• _Excerpted records_
....
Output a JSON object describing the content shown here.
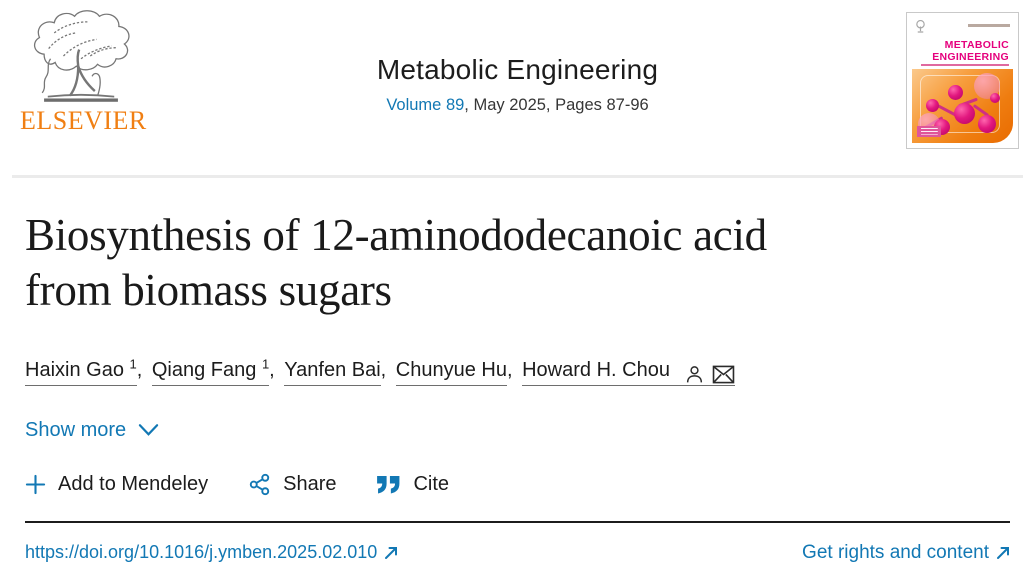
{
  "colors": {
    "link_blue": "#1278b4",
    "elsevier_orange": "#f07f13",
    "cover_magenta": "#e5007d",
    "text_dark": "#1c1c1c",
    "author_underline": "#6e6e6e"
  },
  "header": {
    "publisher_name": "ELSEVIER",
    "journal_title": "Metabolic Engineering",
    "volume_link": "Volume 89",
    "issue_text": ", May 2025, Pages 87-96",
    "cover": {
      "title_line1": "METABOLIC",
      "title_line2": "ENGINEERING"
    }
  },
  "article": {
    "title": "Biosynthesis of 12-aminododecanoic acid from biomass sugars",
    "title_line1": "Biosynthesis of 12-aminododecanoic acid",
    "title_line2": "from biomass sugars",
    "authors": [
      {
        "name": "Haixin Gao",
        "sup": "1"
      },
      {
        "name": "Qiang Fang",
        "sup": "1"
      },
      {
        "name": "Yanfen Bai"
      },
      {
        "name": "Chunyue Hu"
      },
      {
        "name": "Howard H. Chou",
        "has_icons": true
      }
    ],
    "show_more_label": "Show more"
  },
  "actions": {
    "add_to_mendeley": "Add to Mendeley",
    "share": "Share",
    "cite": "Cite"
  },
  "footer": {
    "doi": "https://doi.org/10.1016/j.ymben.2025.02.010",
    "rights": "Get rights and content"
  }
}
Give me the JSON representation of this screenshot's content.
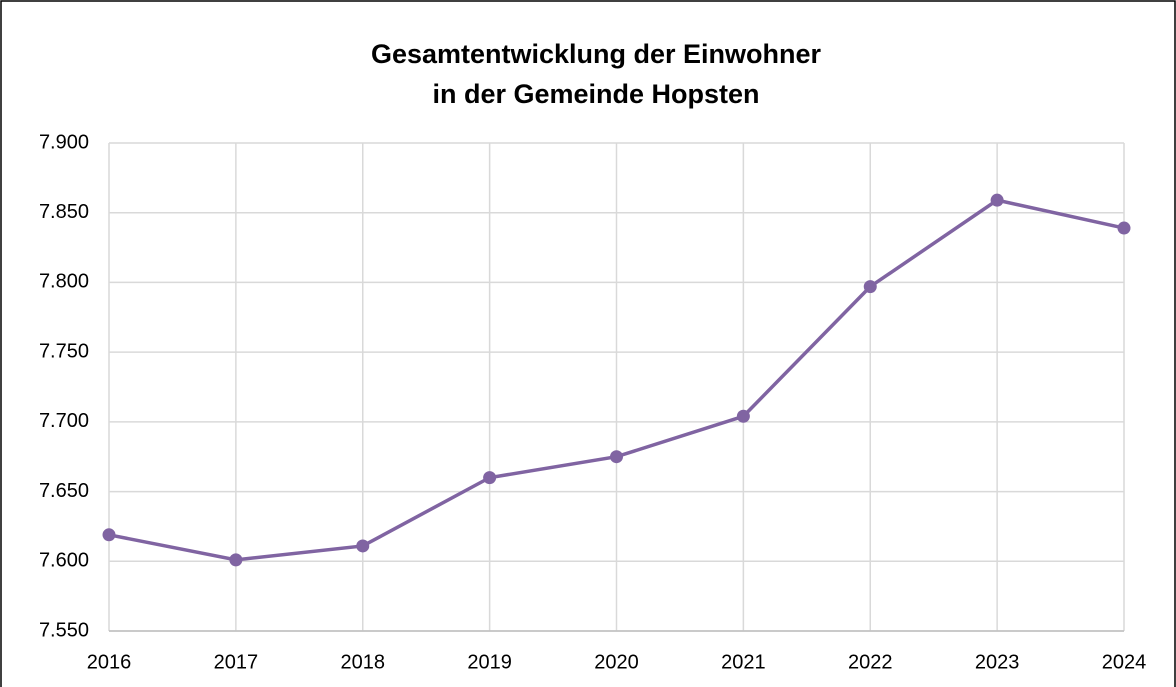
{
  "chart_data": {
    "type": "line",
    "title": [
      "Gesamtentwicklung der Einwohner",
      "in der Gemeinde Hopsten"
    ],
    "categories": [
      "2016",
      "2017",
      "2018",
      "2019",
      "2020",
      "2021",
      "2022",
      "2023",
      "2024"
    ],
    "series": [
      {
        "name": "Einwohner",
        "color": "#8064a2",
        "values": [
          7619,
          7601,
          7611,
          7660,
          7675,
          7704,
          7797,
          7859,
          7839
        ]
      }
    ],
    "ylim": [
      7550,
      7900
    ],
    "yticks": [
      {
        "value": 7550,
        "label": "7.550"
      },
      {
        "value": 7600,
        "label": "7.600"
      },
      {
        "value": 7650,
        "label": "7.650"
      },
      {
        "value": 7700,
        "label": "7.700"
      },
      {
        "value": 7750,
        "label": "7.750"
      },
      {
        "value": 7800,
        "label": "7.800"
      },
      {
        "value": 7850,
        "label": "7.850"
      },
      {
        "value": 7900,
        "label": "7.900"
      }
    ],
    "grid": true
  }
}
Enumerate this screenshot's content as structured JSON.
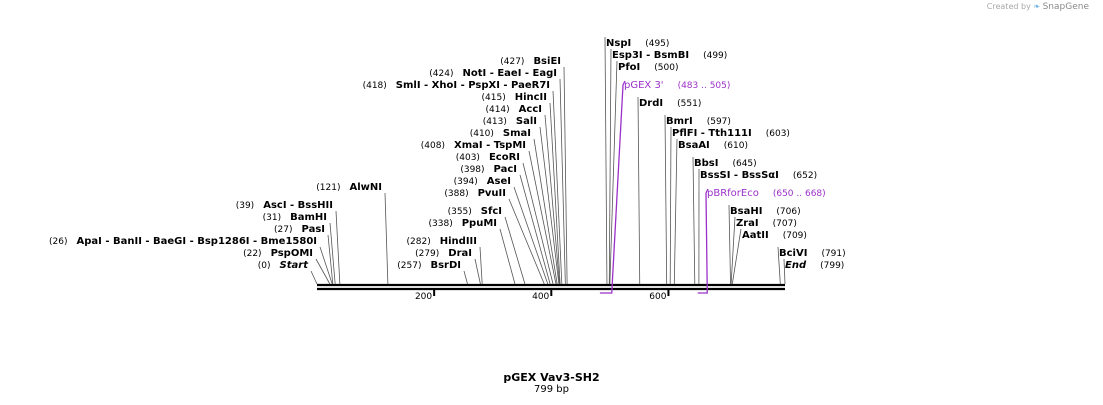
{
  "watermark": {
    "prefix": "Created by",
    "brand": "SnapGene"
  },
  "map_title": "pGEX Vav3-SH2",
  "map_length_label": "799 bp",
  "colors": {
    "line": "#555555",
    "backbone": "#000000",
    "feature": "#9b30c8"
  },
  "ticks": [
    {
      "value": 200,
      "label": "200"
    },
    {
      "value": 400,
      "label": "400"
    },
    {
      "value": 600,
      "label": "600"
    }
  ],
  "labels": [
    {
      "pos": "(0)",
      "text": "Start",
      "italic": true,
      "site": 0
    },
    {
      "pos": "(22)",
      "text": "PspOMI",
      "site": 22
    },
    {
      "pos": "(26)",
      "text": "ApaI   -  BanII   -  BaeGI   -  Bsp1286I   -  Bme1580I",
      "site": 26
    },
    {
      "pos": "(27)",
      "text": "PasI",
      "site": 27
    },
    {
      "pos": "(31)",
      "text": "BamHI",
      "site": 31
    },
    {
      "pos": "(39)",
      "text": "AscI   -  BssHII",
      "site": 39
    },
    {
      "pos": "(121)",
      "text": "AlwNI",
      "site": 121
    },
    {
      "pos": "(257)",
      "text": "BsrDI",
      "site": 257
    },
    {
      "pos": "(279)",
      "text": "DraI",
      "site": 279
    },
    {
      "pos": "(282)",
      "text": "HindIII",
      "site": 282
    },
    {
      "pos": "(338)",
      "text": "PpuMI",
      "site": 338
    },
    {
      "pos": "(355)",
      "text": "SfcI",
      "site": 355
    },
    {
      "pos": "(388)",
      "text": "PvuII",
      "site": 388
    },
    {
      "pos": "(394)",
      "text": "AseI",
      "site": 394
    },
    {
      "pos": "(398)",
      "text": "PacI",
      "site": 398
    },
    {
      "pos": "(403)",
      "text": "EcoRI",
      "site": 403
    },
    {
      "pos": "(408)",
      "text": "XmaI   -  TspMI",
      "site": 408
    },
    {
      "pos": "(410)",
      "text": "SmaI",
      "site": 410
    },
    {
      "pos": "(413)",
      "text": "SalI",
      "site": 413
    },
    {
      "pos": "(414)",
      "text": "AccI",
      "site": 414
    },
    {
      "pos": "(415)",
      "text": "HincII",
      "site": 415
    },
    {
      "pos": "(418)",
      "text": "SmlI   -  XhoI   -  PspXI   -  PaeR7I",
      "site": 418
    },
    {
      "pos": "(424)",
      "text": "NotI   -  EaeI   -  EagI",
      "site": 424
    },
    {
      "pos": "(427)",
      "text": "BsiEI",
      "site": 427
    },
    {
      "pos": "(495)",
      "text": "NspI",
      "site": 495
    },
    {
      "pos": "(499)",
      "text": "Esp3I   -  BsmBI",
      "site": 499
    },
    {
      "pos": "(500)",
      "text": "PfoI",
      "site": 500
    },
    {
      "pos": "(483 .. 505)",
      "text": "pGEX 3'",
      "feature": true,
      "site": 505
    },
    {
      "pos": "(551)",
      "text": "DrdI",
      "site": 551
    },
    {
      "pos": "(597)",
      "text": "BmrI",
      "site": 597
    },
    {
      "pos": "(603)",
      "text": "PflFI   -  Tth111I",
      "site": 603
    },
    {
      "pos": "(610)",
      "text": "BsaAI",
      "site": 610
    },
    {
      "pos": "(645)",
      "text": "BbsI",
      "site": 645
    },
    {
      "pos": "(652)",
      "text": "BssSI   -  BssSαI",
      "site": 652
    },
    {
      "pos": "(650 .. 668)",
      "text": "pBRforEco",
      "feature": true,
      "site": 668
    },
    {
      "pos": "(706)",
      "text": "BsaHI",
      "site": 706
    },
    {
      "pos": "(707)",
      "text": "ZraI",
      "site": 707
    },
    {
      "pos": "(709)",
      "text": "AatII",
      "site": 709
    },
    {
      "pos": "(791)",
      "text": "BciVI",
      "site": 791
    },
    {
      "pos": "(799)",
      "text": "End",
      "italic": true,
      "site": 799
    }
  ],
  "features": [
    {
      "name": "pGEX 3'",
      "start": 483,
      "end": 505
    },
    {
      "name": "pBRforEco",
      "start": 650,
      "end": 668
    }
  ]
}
....
Every record gets retyped exactly; no picture goes into the copy.

• _Answer in full_
Output a JSON object describing the content shown here.
{
  "colors": {
    "link_blue": "#1278b4",
    "elsevier_orange": "#f07f13",
    "cover_magenta": "#e5007d",
    "text_dark": "#1c1c1c",
    "author_underline": "#6e6e6e"
  },
  "header": {
    "publisher_name": "ELSEVIER",
    "journal_title": "Metabolic Engineering",
    "volume_link": "Volume 89",
    "issue_text": ", May 2025, Pages 87-96",
    "cover": {
      "title_line1": "METABOLIC",
      "title_line2": "ENGINEERING"
    }
  },
  "article": {
    "title": "Biosynthesis of 12-aminododecanoic acid from biomass sugars",
    "title_line1": "Biosynthesis of 12-aminododecanoic acid",
    "title_line2": "from biomass sugars",
    "authors": [
      {
        "name": "Haixin Gao",
        "sup": "1"
      },
      {
        "name": "Qiang Fang",
        "sup": "1"
      },
      {
        "name": "Yanfen Bai"
      },
      {
        "name": "Chunyue Hu"
      },
      {
        "name": "Howard H. Chou",
        "has_icons": true
      }
    ],
    "show_more_label": "Show more"
  },
  "actions": {
    "add_to_mendeley": "Add to Mendeley",
    "share": "Share",
    "cite": "Cite"
  },
  "footer": {
    "doi": "https://doi.org/10.1016/j.ymben.2025.02.010",
    "rights": "Get rights and content"
  }
}
Give me the JSON representation of this screenshot's content.
{
  "chart_data": {
    "type": "line",
    "title": [
      "Gesamtentwicklung der Einwohner",
      "in der Gemeinde Hopsten"
    ],
    "categories": [
      "2016",
      "2017",
      "2018",
      "2019",
      "2020",
      "2021",
      "2022",
      "2023",
      "2024"
    ],
    "series": [
      {
        "name": "Einwohner",
        "color": "#8064a2",
        "values": [
          7619,
          7601,
          7611,
          7660,
          7675,
          7704,
          7797,
          7859,
          7839
        ]
      }
    ],
    "ylim": [
      7550,
      7900
    ],
    "yticks": [
      {
        "value": 7550,
        "label": "7.550"
      },
      {
        "value": 7600,
        "label": "7.600"
      },
      {
        "value": 7650,
        "label": "7.650"
      },
      {
        "value": 7700,
        "label": "7.700"
      },
      {
        "value": 7750,
        "label": "7.750"
      },
      {
        "value": 7800,
        "label": "7.800"
      },
      {
        "value": 7850,
        "label": "7.850"
      },
      {
        "value": 7900,
        "label": "7.900"
      }
    ],
    "grid": true
  }
}
Enumerate this screenshot's content as structured JSON.
{
  "watermark": {
    "prefix": "Created by",
    "brand": "SnapGene"
  },
  "map_title": "pGEX Vav3-SH2",
  "map_length_label": "799 bp",
  "colors": {
    "line": "#555555",
    "backbone": "#000000",
    "feature": "#9b30c8"
  },
  "ticks": [
    {
      "value": 200,
      "label": "200"
    },
    {
      "value": 400,
      "label": "400"
    },
    {
      "value": 600,
      "label": "600"
    }
  ],
  "labels": [
    {
      "pos": "(0)",
      "text": "Start",
      "italic": true,
      "site": 0
    },
    {
      "pos": "(22)",
      "text": "PspOMI",
      "site": 22
    },
    {
      "pos": "(26)",
      "text": "ApaI   -  BanII   -  BaeGI   -  Bsp1286I   -  Bme1580I",
      "site": 26
    },
    {
      "pos": "(27)",
      "text": "PasI",
      "site": 27
    },
    {
      "pos": "(31)",
      "text": "BamHI",
      "site": 31
    },
    {
      "pos": "(39)",
      "text": "AscI   -  BssHII",
      "site": 39
    },
    {
      "pos": "(121)",
      "text": "AlwNI",
      "site": 121
    },
    {
      "pos": "(257)",
      "text": "BsrDI",
      "site": 257
    },
    {
      "pos": "(279)",
      "text": "DraI",
      "site": 279
    },
    {
      "pos": "(282)",
      "text": "HindIII",
      "site": 282
    },
    {
      "pos": "(338)",
      "text": "PpuMI",
      "site": 338
    },
    {
      "pos": "(355)",
      "text": "SfcI",
      "site": 355
    },
    {
      "pos": "(388)",
      "text": "PvuII",
      "site": 388
    },
    {
      "pos": "(394)",
      "text": "AseI",
      "site": 394
    },
    {
      "pos": "(398)",
      "text": "PacI",
      "site": 398
    },
    {
      "pos": "(403)",
      "text": "EcoRI",
      "site": 403
    },
    {
      "pos": "(408)",
      "text": "XmaI   -  TspMI",
      "site": 408
    },
    {
      "pos": "(410)",
      "text": "SmaI",
      "site": 410
    },
    {
      "pos": "(413)",
      "text": "SalI",
      "site": 413
    },
    {
      "pos": "(414)",
      "text": "AccI",
      "site": 414
    },
    {
      "pos": "(415)",
      "text": "HincII",
      "site": 415
    },
    {
      "pos": "(418)",
      "text": "SmlI   -  XhoI   -  PspXI   -  PaeR7I",
      "site": 418
    },
    {
      "pos": "(424)",
      "text": "NotI   -  EaeI   -  EagI",
      "site": 424
    },
    {
      "pos": "(427)",
      "text": "BsiEI",
      "site": 427
    },
    {
      "pos": "(495)",
      "text": "NspI",
      "site": 495
    },
    {
      "pos": "(499)",
      "text": "Esp3I   -  BsmBI",
      "site": 499
    },
    {
      "pos": "(500)",
      "text": "PfoI",
      "site": 500
    },
    {
      "pos": "(483 .. 505)",
      "text": "pGEX 3'",
      "feature": true,
      "site": 505
    },
    {
      "pos": "(551)",
      "text": "DrdI",
      "site": 551
    },
    {
      "pos": "(597)",
      "text": "BmrI",
      "site": 597
    },
    {
      "pos": "(603)",
      "text": "PflFI   -  Tth111I",
      "site": 603
    },
    {
      "pos": "(610)",
      "text": "BsaAI",
      "site": 610
    },
    {
      "pos": "(645)",
      "text": "BbsI",
      "site": 645
    },
    {
      "pos": "(652)",
      "text": "BssSI   -  BssSαI",
      "site": 652
    },
    {
      "pos": "(650 .. 668)",
      "text": "pBRforEco",
      "feature": true,
      "site": 668
    },
    {
      "pos": "(706)",
      "text": "BsaHI",
      "site": 706
    },
    {
      "pos": "(707)",
      "text": "ZraI",
      "site": 707
    },
    {
      "pos": "(709)",
      "text": "AatII",
      "site": 709
    },
    {
      "pos": "(791)",
      "text": "BciVI",
      "site": 791
    },
    {
      "pos": "(799)",
      "text": "End",
      "italic": true,
      "site": 799
    }
  ],
  "features": [
    {
      "name": "pGEX 3'",
      "start": 483,
      "end": 505
    },
    {
      "name": "pBRforEco",
      "start": 650,
      "end": 668
    }
  ]
}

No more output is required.